## TEXT PASSAGE
-- begin --
![](logo1.jpg)

# **shAI Training 2023 | Level 1**

## Task #8 (End-to-End ML Project {part_2})

## Welcome to the exercises for reviewing second part of end to end ML project.
**Make sure that you read and understand ch2 from the hands-on ML book (page 72 to the end of the chapter ) before start with this notebook.**

**If you stuck with anything reread that part from the book and feel free to ask about anything in the messenger group as you go along.**

 ## Good Luck : )

## first run the following cell for the first part of the project to continue your work 

In [21]:
import numpy as np
import pandas as pd
import matplotlib.pyplot as plt
%matplotlib inline 
import seaborn as sns
from sklearn.model_selection import train_test_split
from pandas.plotting import scatter_matrix
from sklearn.impute import SimpleImputer
from sklearn.preprocessing import OneHotEncoder
from sklearn.base import BaseEstimator, TransformerMixin
from sklearn.pipeline import Pipeline
from sklearn.preprocessing import StandardScaler
from sklearn.compose import ColumnTransformer

In [22]:
import os
import tarfile
import urllib
DOWNLOAD_ROOT = "https://raw.githubusercontent.com/ageron/handson-ml2/master/"
-- end --
## INPUT
-- begin --
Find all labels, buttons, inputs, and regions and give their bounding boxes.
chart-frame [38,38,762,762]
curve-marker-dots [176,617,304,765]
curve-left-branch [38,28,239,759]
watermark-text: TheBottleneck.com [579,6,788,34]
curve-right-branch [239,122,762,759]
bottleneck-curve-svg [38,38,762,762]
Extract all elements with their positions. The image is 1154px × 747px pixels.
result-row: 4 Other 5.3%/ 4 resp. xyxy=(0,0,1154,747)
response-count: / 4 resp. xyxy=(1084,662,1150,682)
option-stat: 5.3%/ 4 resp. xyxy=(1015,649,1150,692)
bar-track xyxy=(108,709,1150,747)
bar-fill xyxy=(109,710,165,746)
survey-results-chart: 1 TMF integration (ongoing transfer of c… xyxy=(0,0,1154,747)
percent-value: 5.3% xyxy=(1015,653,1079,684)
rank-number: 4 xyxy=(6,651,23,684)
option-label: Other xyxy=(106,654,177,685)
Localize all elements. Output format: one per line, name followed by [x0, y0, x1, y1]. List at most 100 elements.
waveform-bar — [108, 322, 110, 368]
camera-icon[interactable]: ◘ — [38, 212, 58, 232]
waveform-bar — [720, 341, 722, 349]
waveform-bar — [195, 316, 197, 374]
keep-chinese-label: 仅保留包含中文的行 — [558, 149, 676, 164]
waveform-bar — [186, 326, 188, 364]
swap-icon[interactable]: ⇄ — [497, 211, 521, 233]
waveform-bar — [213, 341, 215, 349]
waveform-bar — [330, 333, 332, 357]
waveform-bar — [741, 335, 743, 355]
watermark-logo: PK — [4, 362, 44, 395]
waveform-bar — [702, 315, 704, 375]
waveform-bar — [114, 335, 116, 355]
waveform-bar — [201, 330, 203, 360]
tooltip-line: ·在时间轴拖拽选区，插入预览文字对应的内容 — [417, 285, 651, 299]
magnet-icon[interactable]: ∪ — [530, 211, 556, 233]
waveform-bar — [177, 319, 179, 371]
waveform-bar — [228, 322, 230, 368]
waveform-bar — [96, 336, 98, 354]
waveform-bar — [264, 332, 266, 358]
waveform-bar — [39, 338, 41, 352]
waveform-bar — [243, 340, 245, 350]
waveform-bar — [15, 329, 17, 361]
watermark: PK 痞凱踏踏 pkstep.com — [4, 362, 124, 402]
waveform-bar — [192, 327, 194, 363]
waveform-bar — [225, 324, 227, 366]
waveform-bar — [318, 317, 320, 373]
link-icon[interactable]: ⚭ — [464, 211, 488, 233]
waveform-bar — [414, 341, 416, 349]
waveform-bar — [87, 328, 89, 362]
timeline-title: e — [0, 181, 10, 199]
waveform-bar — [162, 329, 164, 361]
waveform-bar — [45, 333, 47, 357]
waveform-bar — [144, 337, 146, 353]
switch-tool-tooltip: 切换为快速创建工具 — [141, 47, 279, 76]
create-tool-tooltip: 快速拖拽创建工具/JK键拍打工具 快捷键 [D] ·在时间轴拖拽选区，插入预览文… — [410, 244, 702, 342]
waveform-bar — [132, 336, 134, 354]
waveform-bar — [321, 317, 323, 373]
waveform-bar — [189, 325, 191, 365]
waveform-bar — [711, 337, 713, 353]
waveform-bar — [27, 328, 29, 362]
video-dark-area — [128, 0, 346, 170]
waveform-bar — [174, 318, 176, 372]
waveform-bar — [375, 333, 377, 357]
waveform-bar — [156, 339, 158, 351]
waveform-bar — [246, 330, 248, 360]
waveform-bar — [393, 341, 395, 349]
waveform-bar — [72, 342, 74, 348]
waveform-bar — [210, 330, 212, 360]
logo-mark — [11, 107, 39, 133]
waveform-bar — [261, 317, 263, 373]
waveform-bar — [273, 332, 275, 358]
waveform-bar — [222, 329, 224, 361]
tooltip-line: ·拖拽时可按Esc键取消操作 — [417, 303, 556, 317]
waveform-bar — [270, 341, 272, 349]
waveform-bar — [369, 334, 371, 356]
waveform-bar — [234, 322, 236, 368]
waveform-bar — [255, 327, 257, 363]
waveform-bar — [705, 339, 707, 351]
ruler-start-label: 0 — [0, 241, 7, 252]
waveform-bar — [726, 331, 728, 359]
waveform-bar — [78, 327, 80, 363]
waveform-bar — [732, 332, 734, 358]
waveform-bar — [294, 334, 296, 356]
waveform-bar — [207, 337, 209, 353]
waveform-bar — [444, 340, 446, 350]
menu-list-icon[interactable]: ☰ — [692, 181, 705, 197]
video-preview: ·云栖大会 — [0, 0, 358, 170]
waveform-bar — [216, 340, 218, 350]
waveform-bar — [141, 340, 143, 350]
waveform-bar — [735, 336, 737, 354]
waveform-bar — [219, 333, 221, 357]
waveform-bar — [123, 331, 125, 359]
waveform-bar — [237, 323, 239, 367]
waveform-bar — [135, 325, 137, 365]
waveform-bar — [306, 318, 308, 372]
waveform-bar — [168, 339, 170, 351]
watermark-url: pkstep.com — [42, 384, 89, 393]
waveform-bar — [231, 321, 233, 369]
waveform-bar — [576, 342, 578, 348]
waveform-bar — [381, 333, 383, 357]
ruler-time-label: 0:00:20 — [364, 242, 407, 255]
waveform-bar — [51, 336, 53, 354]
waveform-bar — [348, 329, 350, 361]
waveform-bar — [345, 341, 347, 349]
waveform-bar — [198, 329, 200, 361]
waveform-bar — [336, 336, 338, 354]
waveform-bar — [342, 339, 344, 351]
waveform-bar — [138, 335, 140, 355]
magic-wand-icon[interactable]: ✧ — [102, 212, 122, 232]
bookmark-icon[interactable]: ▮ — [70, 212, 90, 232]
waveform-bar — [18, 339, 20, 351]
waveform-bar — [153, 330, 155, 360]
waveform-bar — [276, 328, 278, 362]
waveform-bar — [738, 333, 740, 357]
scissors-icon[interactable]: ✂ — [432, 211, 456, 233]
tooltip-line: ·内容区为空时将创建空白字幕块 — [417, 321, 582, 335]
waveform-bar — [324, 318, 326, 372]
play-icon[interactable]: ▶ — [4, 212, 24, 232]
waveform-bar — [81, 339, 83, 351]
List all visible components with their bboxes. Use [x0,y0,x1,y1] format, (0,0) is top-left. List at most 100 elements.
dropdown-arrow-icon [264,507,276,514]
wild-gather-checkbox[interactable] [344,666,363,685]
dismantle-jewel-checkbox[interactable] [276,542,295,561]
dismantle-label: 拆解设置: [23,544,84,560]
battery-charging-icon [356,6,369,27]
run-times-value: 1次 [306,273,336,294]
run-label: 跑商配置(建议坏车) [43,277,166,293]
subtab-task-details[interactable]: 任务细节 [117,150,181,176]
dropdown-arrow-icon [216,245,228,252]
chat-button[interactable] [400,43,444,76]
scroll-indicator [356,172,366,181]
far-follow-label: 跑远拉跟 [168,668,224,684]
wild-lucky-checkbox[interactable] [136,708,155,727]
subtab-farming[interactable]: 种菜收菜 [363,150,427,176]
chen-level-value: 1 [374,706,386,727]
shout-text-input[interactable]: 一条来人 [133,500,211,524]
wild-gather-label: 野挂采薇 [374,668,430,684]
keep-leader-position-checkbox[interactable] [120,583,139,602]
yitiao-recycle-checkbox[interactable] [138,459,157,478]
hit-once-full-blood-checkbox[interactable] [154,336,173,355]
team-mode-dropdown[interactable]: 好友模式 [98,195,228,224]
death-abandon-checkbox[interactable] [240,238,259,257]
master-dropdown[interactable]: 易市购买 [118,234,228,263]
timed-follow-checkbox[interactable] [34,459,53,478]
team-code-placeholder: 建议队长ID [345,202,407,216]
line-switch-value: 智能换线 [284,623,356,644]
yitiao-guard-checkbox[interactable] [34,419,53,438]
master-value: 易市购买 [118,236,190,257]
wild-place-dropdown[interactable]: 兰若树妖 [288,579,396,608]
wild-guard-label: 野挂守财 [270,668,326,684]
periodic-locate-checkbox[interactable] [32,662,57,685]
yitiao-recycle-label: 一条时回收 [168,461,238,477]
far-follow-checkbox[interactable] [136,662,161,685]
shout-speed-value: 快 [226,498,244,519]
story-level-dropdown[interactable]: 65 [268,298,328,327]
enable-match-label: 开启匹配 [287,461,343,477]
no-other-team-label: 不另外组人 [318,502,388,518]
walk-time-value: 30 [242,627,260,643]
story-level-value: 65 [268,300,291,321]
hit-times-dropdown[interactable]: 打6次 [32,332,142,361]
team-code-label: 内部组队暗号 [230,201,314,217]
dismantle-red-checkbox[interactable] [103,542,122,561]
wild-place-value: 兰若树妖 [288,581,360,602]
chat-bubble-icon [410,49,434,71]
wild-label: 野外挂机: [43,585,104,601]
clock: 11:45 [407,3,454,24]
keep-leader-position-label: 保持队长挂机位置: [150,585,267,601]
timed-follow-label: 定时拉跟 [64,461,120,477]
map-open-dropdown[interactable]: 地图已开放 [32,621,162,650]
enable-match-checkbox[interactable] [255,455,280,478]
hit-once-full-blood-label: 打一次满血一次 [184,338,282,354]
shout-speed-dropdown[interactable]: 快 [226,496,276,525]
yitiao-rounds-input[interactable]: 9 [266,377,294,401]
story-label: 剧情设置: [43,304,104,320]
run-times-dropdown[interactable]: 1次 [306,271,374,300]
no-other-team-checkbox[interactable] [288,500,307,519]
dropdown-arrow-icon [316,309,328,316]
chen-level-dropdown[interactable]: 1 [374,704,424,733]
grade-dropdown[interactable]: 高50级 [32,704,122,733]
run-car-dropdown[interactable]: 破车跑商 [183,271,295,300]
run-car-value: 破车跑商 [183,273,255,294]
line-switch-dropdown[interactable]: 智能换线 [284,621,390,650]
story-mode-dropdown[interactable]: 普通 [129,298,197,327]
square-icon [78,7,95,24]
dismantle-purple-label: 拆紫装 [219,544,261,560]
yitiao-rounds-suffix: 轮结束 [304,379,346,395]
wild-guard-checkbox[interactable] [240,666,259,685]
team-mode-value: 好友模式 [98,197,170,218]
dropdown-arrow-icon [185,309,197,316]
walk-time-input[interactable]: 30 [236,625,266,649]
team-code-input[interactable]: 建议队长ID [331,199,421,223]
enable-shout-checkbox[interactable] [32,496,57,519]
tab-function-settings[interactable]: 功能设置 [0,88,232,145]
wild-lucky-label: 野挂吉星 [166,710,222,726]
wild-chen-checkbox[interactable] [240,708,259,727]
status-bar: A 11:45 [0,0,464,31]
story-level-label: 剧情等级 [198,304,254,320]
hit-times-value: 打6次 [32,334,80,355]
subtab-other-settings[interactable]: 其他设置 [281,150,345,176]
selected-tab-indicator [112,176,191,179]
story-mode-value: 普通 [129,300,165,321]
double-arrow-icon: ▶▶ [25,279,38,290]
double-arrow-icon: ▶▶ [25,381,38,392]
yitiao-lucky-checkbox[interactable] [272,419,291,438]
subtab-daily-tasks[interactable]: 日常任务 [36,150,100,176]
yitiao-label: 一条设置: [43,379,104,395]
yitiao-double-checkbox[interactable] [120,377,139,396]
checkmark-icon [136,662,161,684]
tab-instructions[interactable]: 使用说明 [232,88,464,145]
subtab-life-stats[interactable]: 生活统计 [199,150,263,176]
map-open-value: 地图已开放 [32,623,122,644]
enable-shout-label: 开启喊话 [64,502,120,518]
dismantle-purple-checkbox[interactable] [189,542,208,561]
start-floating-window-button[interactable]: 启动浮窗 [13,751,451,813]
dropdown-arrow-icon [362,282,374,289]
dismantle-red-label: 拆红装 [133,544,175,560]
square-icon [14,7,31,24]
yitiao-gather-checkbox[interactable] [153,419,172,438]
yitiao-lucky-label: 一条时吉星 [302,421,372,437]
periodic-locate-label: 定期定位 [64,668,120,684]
-- end --
## EXERCISES
1 > Summarize the shAI Training notebook text in two sentences.
2 > Copy out the stretch of the records from their start through the line containing "option-label: Other xyxy=(106,654,177,685)", keeping both ends.

## ANSWERS TO THE PROBLEMS
1 > This is Task #8 of shAI Training 2023, Level 1, a set of exercises that reviews the second part of an end-to-end ML project. Readers should first read chapter 2 of the hands-on ML book from page 72 to the end of the chapter, reread or ask in the messenger group if stuck, and then run a cell from the first part of the project that imports numpy, pandas, matplotlib, seaborn and several sklearn tools and sets a download root URL.

2 >
Find all labels, buttons, inputs, and regions and give their bounding boxes.
chart-frame [38,38,762,762]
curve-marker-dots [176,617,304,765]
curve-left-branch [38,28,239,759]
watermark-text: TheBottleneck.com [579,6,788,34]
curve-right-branch [239,122,762,759]
bottleneck-curve-svg [38,38,762,762]
Extract all elements with their positions. The image is 1154px × 747px pixels.
result-row: 4 Other 5.3%/ 4 resp. xyxy=(0,0,1154,747)
response-count: / 4 resp. xyxy=(1084,662,1150,682)
option-stat: 5.3%/ 4 resp. xyxy=(1015,649,1150,692)
bar-track xyxy=(108,709,1150,747)
bar-fill xyxy=(109,710,165,746)
survey-results-chart: 1 TMF integration (ongoing transfer of c… xyxy=(0,0,1154,747)
percent-value: 5.3% xyxy=(1015,653,1079,684)
rank-number: 4 xyxy=(6,651,23,684)
option-label: Other xyxy=(106,654,177,685)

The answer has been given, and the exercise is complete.